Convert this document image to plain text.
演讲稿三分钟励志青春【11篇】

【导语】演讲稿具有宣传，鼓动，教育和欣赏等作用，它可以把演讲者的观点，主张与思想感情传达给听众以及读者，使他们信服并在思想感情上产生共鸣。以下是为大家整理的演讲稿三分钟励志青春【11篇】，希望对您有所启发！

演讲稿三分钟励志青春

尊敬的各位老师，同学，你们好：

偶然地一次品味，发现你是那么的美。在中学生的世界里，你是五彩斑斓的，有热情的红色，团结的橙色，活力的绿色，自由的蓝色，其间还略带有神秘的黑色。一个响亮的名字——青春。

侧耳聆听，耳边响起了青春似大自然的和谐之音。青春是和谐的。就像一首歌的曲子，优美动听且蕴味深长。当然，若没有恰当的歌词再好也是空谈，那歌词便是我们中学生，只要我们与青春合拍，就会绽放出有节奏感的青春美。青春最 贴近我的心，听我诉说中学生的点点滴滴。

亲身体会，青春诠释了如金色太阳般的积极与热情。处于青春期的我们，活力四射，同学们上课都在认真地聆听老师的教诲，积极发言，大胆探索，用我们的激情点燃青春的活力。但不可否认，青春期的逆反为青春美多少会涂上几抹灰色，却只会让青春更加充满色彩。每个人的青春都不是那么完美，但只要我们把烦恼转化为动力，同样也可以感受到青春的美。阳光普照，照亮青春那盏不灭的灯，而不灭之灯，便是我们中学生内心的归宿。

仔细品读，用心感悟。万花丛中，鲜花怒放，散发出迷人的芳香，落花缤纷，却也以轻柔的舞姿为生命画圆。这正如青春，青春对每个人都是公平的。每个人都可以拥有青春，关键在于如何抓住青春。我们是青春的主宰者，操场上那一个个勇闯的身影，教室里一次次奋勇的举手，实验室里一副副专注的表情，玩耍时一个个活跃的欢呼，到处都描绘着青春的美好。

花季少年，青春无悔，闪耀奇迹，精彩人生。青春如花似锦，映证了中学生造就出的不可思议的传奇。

============================================================

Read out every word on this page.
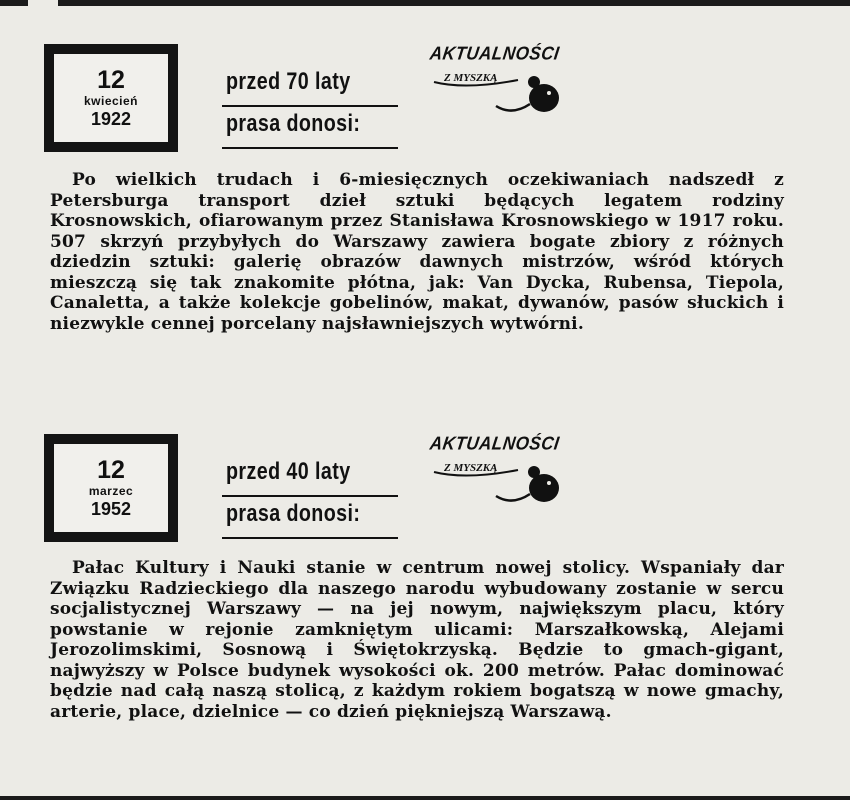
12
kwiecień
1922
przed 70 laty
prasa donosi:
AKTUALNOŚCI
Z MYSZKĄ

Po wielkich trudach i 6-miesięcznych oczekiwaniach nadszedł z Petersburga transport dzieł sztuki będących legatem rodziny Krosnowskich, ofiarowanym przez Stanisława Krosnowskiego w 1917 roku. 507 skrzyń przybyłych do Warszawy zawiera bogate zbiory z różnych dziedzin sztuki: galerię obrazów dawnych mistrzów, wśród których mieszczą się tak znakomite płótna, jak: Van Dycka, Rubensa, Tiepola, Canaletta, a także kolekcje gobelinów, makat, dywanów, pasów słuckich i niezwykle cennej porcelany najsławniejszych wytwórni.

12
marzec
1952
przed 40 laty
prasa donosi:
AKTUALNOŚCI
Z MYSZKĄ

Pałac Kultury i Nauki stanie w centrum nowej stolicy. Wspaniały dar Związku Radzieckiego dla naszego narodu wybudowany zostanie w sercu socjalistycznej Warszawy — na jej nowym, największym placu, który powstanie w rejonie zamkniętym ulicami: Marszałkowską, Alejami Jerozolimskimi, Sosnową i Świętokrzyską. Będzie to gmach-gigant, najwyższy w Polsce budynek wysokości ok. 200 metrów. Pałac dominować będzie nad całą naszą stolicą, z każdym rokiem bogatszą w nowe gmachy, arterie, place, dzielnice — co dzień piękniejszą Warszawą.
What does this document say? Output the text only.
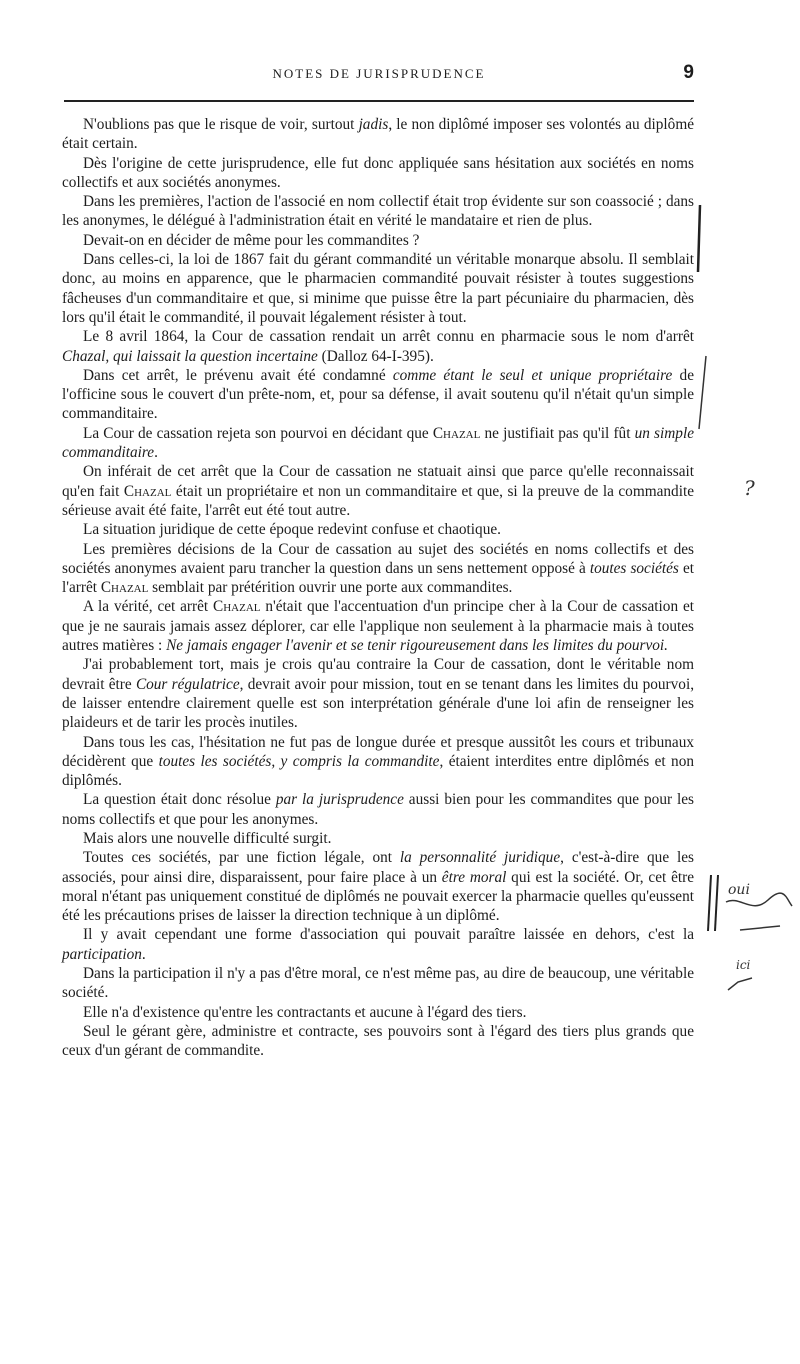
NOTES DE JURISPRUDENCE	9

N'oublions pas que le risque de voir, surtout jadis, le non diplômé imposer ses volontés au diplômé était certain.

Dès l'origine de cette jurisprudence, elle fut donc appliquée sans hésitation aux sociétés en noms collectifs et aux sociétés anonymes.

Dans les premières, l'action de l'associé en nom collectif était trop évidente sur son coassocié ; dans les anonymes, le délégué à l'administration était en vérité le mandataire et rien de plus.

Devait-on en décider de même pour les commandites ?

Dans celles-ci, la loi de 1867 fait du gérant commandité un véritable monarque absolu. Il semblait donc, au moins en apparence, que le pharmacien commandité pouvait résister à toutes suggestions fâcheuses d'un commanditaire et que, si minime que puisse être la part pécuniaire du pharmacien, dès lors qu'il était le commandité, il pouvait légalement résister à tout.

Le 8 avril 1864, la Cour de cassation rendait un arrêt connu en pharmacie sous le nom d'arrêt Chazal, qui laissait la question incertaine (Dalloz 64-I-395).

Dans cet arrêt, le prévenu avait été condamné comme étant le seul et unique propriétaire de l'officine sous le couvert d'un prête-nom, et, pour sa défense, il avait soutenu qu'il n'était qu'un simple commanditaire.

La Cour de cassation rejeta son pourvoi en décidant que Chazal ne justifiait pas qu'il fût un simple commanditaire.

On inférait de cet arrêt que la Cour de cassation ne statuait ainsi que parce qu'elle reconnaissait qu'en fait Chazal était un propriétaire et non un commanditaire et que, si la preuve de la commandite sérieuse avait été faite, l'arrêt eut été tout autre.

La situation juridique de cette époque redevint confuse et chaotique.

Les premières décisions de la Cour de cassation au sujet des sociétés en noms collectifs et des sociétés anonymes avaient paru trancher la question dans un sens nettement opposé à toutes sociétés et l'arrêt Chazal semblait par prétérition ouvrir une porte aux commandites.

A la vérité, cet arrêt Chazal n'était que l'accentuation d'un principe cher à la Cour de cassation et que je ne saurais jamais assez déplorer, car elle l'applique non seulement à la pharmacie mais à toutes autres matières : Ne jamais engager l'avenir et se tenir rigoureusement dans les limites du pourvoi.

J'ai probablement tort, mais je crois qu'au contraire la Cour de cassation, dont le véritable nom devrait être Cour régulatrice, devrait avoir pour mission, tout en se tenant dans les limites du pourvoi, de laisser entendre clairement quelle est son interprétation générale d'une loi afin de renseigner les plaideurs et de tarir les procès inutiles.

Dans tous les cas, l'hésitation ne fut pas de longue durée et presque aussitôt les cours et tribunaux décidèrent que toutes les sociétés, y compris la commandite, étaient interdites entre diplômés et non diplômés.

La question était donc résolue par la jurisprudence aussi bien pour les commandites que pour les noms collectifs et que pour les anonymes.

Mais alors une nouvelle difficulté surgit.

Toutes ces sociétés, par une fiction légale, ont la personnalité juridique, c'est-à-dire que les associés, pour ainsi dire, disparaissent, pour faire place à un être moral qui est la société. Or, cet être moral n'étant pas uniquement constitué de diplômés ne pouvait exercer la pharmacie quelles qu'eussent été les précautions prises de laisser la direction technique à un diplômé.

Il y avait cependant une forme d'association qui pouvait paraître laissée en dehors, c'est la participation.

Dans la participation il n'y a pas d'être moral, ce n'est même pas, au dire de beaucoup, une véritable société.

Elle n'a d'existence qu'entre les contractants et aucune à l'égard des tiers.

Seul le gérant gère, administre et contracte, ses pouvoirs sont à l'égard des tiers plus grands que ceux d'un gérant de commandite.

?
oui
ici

============================================================

**GIVEN INSTRUCTION**
How many lines in these entries hold the string "anonymes"? Answer with the number alone.

**CORRECT RESPONSE**
4